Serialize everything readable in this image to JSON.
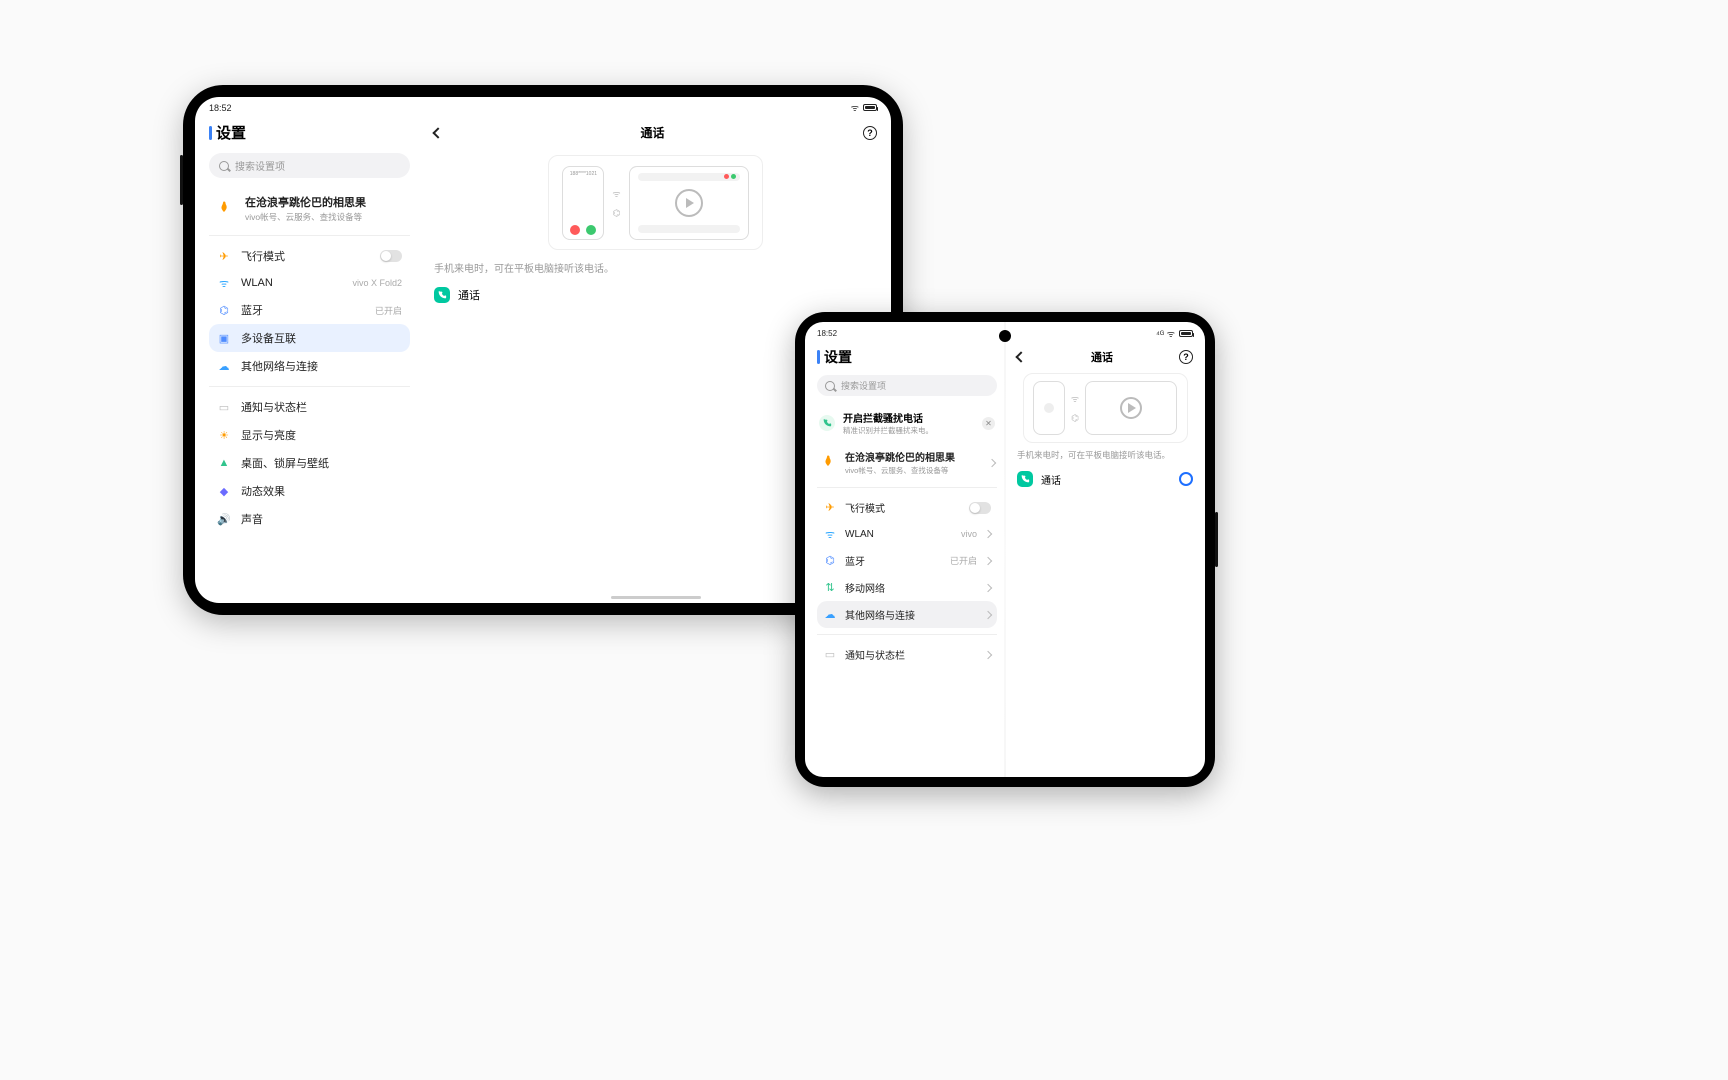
{
  "tablet": {
    "status": {
      "time": "18:52"
    },
    "title": "设置",
    "search": {
      "placeholder": "搜索设置项"
    },
    "account": {
      "name": "在沧浪亭跳伦巴的相思果",
      "sub": "vivo帐号、云服务、查找设备等"
    },
    "rows": {
      "airplane": "飞行模式",
      "wlan": "WLAN",
      "wlan_meta": "vivo X Fold2",
      "bt": "蓝牙",
      "bt_meta": "已开启",
      "multi": "多设备互联",
      "other": "其他网络与连接",
      "notif": "通知与状态栏",
      "display": "显示与亮度",
      "desktop": "桌面、锁屏与壁纸",
      "motion": "动态效果",
      "sound": "声音"
    },
    "right": {
      "title": "通话",
      "desc": "手机来电时，可在平板电脑接听该电话。",
      "call": "通话",
      "il_phone_num": "188****1021"
    }
  },
  "fold": {
    "status": {
      "time": "18:52"
    },
    "title": "设置",
    "search": {
      "placeholder": "搜索设置项"
    },
    "banner": {
      "title": "开启拦截骚扰电话",
      "sub": "精准识别并拦截骚扰来电。"
    },
    "account": {
      "name": "在沧浪亭跳伦巴的相思果",
      "sub": "vivo帐号、云服务、查找设备等"
    },
    "rows": {
      "airplane": "飞行模式",
      "wlan": "WLAN",
      "wlan_meta": "vivo",
      "bt": "蓝牙",
      "bt_meta": "已开启",
      "mobile": "移动网络",
      "other": "其他网络与连接",
      "notif": "通知与状态栏"
    },
    "right": {
      "title": "通话",
      "desc": "手机来电时，可在平板电脑接听该电话。",
      "call": "通话"
    }
  }
}
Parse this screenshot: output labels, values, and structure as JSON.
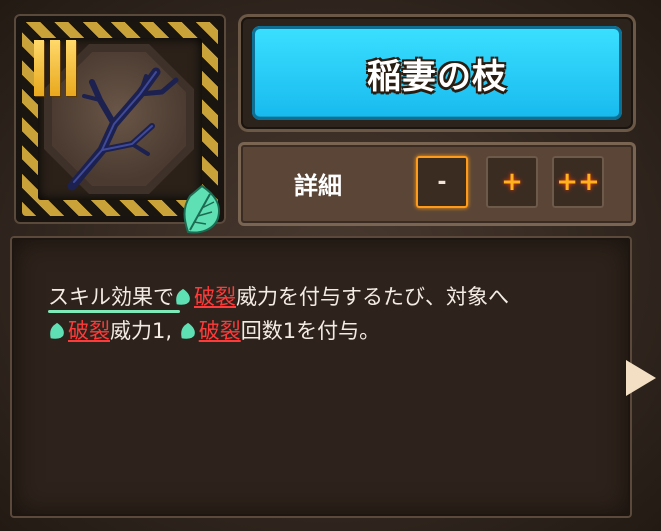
{
  "card": {
    "name": "稲妻の枝",
    "rank_numeral": "III",
    "icons": {
      "item": "lightning-branch-icon",
      "element": "green-leaf-icon"
    }
  },
  "detail": {
    "label": "詳細",
    "buttons": {
      "minus": "-",
      "plus": "+",
      "plusplus": "++"
    }
  },
  "description": {
    "prefix": "スキル効果で",
    "kw1": "破裂",
    "part1": "威力を付与するたび、対象へ",
    "kw2": "破裂",
    "part2": "威力1, ",
    "kw3": "破裂",
    "part3": "回数1を付与。"
  },
  "colors": {
    "title_bg": "#17b9ee",
    "keyword": "#ff3a3a",
    "accent_orange": "#ff9b18",
    "leaf": "#5fe0b4"
  }
}
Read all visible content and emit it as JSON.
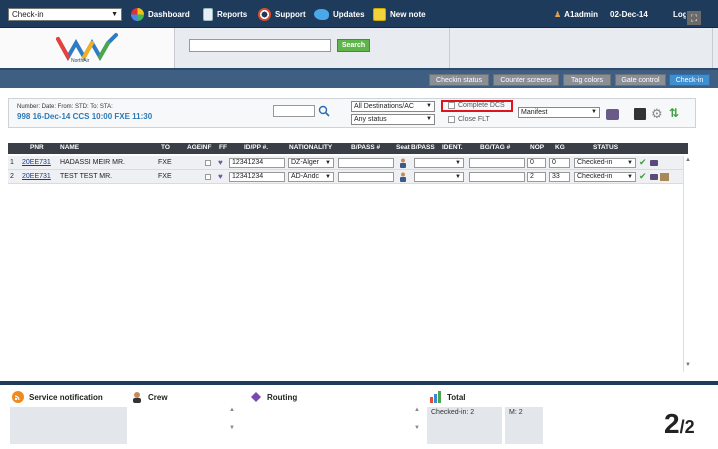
{
  "topnav": {
    "mode_select": "Check-in",
    "dashboard": "Dashboard",
    "reports": "Reports",
    "support": "Support",
    "updates": "Updates",
    "new_note": "New note",
    "user": "A1admin",
    "date": "02-Dec-14",
    "logout": "Logout"
  },
  "header": {
    "logo_text": "NorthAir",
    "search_button": "Search",
    "search_value": ""
  },
  "tabs": [
    {
      "label": "Checkin status",
      "active": false
    },
    {
      "label": "Counter screens",
      "active": false
    },
    {
      "label": "Tag colors",
      "active": false
    },
    {
      "label": "Gate control",
      "active": false
    },
    {
      "label": "Check-in",
      "active": true
    }
  ],
  "flight": {
    "labels": "Number: Date:          From: STD:    To:    STA:",
    "values": "998    16-Dec-14 CCS 10:00 FXE 11:30",
    "destinations_select": "All Destinations/AC",
    "status_select": "Any status",
    "complete_dcs": "Complete DCS",
    "close_flt": "Close FLT",
    "report_select": "Manifest"
  },
  "grid": {
    "headers": [
      "PNR",
      "NAME",
      "TO",
      "AGE",
      "INF",
      "FF",
      "ID/PP #.",
      "NATIONALITY",
      "B/PASS #",
      "Seat",
      "B/PASS",
      "IDENT.",
      "BG/TAG #",
      "NOP",
      "KG",
      "STATUS"
    ],
    "rows": [
      {
        "num": "1",
        "pnr": "20EE731",
        "name": "HADASSI MEIR MR.",
        "to": "FXE",
        "id_pp": "12341234",
        "nationality": "DZ-Alger",
        "bpass": "",
        "ident": "",
        "bgtag": "",
        "nop": "0",
        "kg": "0",
        "status": "Checked-in"
      },
      {
        "num": "2",
        "pnr": "20EE731",
        "name": "TEST TEST MR.",
        "to": "FXE",
        "id_pp": "12341234",
        "nationality": "AD-Andc",
        "bpass": "",
        "ident": "",
        "bgtag": "",
        "nop": "2",
        "kg": "33",
        "status": "Checked-in"
      }
    ]
  },
  "bottom": {
    "service_notification": "Service notification",
    "crew": "Crew",
    "routing": "Routing",
    "total": "Total",
    "checked_in": "Checked-in: 2",
    "m_count": "M: 2",
    "page_current": "2",
    "page_total": "/2"
  },
  "colors": {
    "nav_bg": "#1f3b5c",
    "tab_active": "#3d8fd0",
    "search_button": "#5fb54a",
    "highlight": "#e0141e",
    "flight_value": "#2a7ab8"
  }
}
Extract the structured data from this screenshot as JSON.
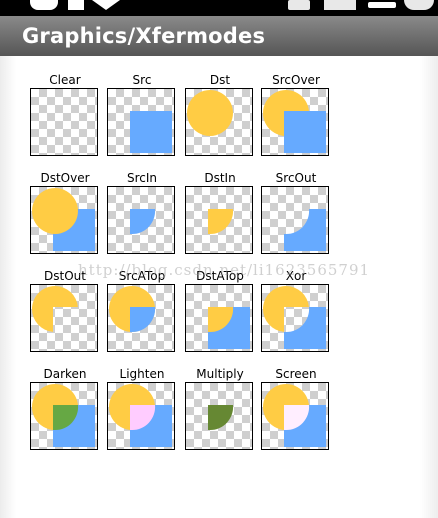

------------------------

# WHAT IS EXPECTED
Transcribe each entry precisely as given, leaving the pictures out.

# RESPONSE TO THIS EXERCISE
Serialize everything readable in this image to JSON.
{
  "tablet": {
    "status": {
      "time": "18:52"
    },
    "title": "设置",
    "search": {
      "placeholder": "搜索设置项"
    },
    "account": {
      "name": "在沧浪亭跳伦巴的相思果",
      "sub": "vivo帐号、云服务、查找设备等"
    },
    "rows": {
      "airplane": "飞行模式",
      "wlan": "WLAN",
      "wlan_meta": "vivo X Fold2",
      "bt": "蓝牙",
      "bt_meta": "已开启",
      "multi": "多设备互联",
      "other": "其他网络与连接",
      "notif": "通知与状态栏",
      "display": "显示与亮度",
      "desktop": "桌面、锁屏与壁纸",
      "motion": "动态效果",
      "sound": "声音"
    },
    "right": {
      "title": "通话",
      "desc": "手机来电时，可在平板电脑接听该电话。",
      "call": "通话",
      "il_phone_num": "188****1021"
    }
  },
  "fold": {
    "status": {
      "time": "18:52"
    },
    "title": "设置",
    "search": {
      "placeholder": "搜索设置项"
    },
    "banner": {
      "title": "开启拦截骚扰电话",
      "sub": "精准识别并拦截骚扰来电。"
    },
    "account": {
      "name": "在沧浪亭跳伦巴的相思果",
      "sub": "vivo帐号、云服务、查找设备等"
    },
    "rows": {
      "airplane": "飞行模式",
      "wlan": "WLAN",
      "wlan_meta": "vivo",
      "bt": "蓝牙",
      "bt_meta": "已开启",
      "mobile": "移动网络",
      "other": "其他网络与连接",
      "notif": "通知与状态栏"
    },
    "right": {
      "title": "通话",
      "desc": "手机来电时，可在平板电脑接听该电话。",
      "call": "通话"
    }
  }
}
Parse this screenshot: output labels, values, and structure as JSON.
{
  "card": {
    "name": "稲妻の枝",
    "rank_numeral": "III",
    "icons": {
      "item": "lightning-branch-icon",
      "element": "green-leaf-icon"
    }
  },
  "detail": {
    "label": "詳細",
    "buttons": {
      "minus": "-",
      "plus": "+",
      "plusplus": "++"
    }
  },
  "description": {
    "prefix": "スキル効果で",
    "kw1": "破裂",
    "part1": "威力を付与するたび、対象へ",
    "kw2": "破裂",
    "part2": "威力1, ",
    "kw3": "破裂",
    "part3": "回数1を付与。"
  },
  "colors": {
    "title_bg": "#17b9ee",
    "keyword": "#ff3a3a",
    "accent_orange": "#ff9b18",
    "leaf": "#5fe0b4"
  }
}
Read all visible content and emit it as JSON.
{
  "topnav": {
    "mode_select": "Check-in",
    "dashboard": "Dashboard",
    "reports": "Reports",
    "support": "Support",
    "updates": "Updates",
    "new_note": "New note",
    "user": "A1admin",
    "date": "02-Dec-14",
    "logout": "Logout"
  },
  "header": {
    "logo_text": "NorthAir",
    "search_button": "Search",
    "search_value": ""
  },
  "tabs": [
    {
      "label": "Checkin status",
      "active": false
    },
    {
      "label": "Counter screens",
      "active": false
    },
    {
      "label": "Tag colors",
      "active": false
    },
    {
      "label": "Gate control",
      "active": false
    },
    {
      "label": "Check-in",
      "active": true
    }
  ],
  "flight": {
    "labels": "Number: Date:          From: STD:    To:    STA:",
    "values": "998    16-Dec-14 CCS 10:00 FXE 11:30",
    "destinations_select": "All Destinations/AC",
    "status_select": "Any status",
    "complete_dcs": "Complete DCS",
    "close_flt": "Close FLT",
    "report_select": "Manifest"
  },
  "grid": {
    "headers": [
      "PNR",
      "NAME",
      "TO",
      "AGE",
      "INF",
      "FF",
      "ID/PP #.",
      "NATIONALITY",
      "B/PASS #",
      "Seat",
      "B/PASS",
      "IDENT.",
      "BG/TAG #",
      "NOP",
      "KG",
      "STATUS"
    ],
    "rows": [
      {
        "num": "1",
        "pnr": "20EE731",
        "name": "HADASSI MEIR MR.",
        "to": "FXE",
        "id_pp": "12341234",
        "nationality": "DZ-Alger",
        "bpass": "",
        "ident": "",
        "bgtag": "",
        "nop": "0",
        "kg": "0",
        "status": "Checked-in"
      },
      {
        "num": "2",
        "pnr": "20EE731",
        "name": "TEST TEST MR.",
        "to": "FXE",
        "id_pp": "12341234",
        "nationality": "AD-Andc",
        "bpass": "",
        "ident": "",
        "bgtag": "",
        "nop": "2",
        "kg": "33",
        "status": "Checked-in"
      }
    ]
  },
  "bottom": {
    "service_notification": "Service notification",
    "crew": "Crew",
    "routing": "Routing",
    "total": "Total",
    "checked_in": "Checked-in: 2",
    "m_count": "M: 2",
    "page_current": "2",
    "page_total": "/2"
  },
  "colors": {
    "nav_bg": "#1f3b5c",
    "tab_active": "#3d8fd0",
    "search_button": "#5fb54a",
    "highlight": "#e0141e",
    "flight_value": "#2a7ab8"
  }
}
Extract the structured data from this screenshot as JSON.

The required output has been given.